Exercise objective
Search the listing below for "growth". Copy each matching line.
-- start Data for processing --
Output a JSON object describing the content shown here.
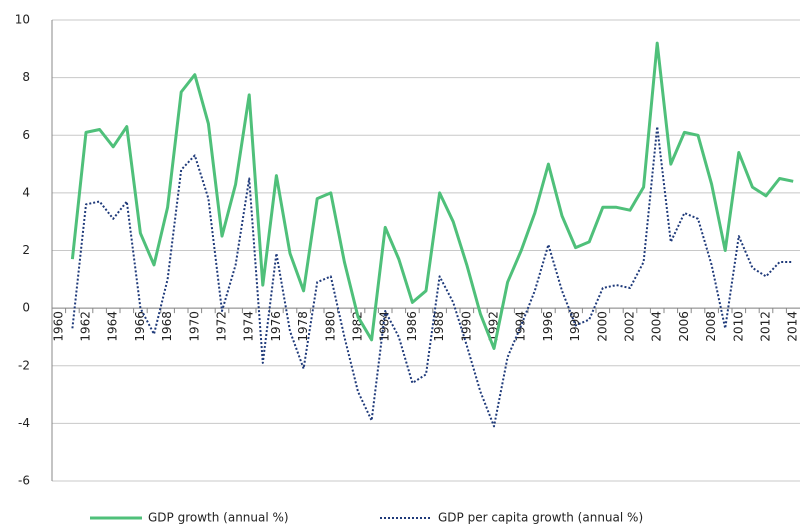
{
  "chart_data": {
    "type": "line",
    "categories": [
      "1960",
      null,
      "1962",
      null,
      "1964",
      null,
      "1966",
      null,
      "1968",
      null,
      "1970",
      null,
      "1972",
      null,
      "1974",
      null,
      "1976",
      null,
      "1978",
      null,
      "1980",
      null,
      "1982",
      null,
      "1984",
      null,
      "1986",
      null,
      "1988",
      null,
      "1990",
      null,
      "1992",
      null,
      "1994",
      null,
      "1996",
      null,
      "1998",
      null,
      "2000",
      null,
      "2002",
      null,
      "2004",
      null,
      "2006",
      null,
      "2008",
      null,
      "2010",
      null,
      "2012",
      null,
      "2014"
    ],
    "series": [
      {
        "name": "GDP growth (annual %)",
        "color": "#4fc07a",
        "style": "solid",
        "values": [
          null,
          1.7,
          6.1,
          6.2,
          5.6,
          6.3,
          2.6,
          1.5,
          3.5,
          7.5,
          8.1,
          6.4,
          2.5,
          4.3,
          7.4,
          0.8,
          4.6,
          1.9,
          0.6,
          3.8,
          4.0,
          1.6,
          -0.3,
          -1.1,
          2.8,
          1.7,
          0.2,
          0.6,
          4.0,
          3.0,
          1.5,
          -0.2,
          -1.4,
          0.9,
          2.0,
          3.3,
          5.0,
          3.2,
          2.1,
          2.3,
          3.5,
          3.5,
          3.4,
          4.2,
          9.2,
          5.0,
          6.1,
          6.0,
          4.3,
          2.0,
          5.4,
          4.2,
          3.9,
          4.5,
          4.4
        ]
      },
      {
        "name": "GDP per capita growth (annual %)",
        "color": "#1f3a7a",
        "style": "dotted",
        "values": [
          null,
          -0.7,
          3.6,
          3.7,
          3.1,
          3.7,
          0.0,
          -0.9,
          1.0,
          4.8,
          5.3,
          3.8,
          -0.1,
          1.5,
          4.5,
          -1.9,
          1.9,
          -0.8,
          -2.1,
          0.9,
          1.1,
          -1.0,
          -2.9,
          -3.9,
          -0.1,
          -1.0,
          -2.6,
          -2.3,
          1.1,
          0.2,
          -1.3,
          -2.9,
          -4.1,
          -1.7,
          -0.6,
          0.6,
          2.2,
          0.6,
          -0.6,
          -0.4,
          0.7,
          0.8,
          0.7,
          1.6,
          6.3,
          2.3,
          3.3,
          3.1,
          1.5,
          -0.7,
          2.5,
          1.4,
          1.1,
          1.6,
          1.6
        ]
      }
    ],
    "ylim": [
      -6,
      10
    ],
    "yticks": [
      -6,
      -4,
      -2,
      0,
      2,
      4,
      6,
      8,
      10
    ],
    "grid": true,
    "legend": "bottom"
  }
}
-- end Data for processing --
The output
        "name": "GDP growth (annual %)",
        "name": "GDP per capita growth (annual %)",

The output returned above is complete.